## START Supplied data

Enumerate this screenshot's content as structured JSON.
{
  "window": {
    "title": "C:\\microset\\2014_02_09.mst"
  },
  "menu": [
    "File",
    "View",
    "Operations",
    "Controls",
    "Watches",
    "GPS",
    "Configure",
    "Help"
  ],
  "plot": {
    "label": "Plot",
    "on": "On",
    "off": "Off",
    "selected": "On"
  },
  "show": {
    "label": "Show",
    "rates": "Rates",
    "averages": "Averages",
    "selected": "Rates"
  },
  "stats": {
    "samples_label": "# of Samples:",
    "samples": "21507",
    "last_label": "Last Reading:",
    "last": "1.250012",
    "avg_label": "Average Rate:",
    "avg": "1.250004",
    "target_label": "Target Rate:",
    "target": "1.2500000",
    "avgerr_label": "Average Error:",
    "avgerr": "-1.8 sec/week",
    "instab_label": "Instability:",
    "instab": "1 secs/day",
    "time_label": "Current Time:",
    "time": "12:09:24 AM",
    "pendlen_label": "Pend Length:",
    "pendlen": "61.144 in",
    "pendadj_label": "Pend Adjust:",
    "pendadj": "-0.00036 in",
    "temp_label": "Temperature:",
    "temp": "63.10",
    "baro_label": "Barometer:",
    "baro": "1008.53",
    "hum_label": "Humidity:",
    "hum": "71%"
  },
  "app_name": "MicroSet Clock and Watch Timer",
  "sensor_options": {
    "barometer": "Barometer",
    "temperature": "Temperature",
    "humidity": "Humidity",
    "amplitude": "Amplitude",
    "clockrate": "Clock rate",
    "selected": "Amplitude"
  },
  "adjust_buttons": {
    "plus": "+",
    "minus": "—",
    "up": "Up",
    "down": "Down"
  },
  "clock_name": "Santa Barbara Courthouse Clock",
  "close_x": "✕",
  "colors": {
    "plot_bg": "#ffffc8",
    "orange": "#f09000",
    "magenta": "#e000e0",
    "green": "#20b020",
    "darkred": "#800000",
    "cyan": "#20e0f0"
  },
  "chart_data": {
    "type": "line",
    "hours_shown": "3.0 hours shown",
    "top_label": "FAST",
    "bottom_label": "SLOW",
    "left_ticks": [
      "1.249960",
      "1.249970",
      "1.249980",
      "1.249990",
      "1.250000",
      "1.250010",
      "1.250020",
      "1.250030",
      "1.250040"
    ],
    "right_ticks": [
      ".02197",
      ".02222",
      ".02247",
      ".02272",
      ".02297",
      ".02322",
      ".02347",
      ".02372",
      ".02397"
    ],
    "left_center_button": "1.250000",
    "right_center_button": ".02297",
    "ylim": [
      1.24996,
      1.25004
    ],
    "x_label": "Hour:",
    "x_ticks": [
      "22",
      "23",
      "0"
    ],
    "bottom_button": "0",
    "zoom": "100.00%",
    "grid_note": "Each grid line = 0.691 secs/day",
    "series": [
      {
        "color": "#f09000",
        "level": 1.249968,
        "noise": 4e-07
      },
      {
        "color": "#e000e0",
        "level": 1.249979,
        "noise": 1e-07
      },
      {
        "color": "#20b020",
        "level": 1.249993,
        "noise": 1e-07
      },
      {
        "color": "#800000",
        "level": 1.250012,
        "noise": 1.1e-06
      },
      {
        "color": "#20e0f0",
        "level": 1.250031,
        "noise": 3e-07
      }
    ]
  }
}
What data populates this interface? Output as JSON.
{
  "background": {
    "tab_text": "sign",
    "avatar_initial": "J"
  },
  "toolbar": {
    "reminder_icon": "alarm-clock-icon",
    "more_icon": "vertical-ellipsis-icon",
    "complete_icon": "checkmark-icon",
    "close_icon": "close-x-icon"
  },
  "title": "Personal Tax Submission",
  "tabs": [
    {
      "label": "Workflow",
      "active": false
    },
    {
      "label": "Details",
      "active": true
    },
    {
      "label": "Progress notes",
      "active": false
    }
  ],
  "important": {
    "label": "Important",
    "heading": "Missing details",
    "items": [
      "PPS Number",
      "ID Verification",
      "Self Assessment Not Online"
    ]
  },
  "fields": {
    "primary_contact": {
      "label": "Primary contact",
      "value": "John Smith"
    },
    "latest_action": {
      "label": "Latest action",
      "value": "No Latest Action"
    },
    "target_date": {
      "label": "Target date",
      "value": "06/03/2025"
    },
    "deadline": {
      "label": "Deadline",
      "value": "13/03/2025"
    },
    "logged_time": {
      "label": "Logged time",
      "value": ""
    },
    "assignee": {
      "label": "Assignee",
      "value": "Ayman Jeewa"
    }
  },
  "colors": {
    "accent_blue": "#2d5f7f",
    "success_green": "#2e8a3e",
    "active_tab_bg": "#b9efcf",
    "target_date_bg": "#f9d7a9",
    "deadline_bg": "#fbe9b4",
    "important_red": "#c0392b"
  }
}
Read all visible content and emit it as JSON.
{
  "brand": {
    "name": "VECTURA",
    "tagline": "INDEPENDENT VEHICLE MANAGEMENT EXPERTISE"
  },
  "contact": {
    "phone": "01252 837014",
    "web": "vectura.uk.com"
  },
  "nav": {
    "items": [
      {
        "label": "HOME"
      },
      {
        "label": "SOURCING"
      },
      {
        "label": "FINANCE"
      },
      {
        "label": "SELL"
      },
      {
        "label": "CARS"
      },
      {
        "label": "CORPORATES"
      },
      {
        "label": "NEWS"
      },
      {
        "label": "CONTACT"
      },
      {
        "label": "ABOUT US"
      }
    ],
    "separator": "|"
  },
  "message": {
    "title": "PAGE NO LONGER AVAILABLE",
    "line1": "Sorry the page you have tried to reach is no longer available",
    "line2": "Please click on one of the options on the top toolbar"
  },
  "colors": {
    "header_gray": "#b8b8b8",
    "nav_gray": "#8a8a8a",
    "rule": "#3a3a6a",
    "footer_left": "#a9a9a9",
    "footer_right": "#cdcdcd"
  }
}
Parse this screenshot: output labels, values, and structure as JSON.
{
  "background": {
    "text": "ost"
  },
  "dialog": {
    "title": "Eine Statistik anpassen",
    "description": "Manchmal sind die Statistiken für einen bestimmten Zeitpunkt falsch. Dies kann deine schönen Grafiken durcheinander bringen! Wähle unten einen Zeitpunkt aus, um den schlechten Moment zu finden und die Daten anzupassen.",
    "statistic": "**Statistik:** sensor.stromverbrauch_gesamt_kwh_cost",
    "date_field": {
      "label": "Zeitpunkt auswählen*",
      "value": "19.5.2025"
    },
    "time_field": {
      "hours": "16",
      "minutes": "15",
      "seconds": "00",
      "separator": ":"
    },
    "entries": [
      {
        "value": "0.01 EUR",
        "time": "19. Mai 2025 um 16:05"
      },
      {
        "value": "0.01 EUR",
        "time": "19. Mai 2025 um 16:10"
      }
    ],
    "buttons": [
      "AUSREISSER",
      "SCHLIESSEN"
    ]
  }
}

## END Supplied data

| Directions |
Only the lines from the one that contains "Parse this screenshot: output" to the end of the data should be output, exactly as they appear.

| Problem solution |
Parse this screenshot: output labels, values, and structure as JSON.
{
  "background": {
    "text": "ost"
  },
  "dialog": {
    "title": "Eine Statistik anpassen",
    "description": "Manchmal sind die Statistiken für einen bestimmten Zeitpunkt falsch. Dies kann deine schönen Grafiken durcheinander bringen! Wähle unten einen Zeitpunkt aus, um den schlechten Moment zu finden und die Daten anzupassen.",
    "statistic": "**Statistik:** sensor.stromverbrauch_gesamt_kwh_cost",
    "date_field": {
      "label": "Zeitpunkt auswählen*",
      "value": "19.5.2025"
    },
    "time_field": {
      "hours": "16",
      "minutes": "15",
      "seconds": "00",
      "separator": ":"
    },
    "entries": [
      {
        "value": "0.01 EUR",
        "time": "19. Mai 2025 um 16:05"
      },
      {
        "value": "0.01 EUR",
        "time": "19. Mai 2025 um 16:10"
      }
    ],
    "buttons": [
      "AUSREISSER",
      "SCHLIESSEN"
    ]
  }
}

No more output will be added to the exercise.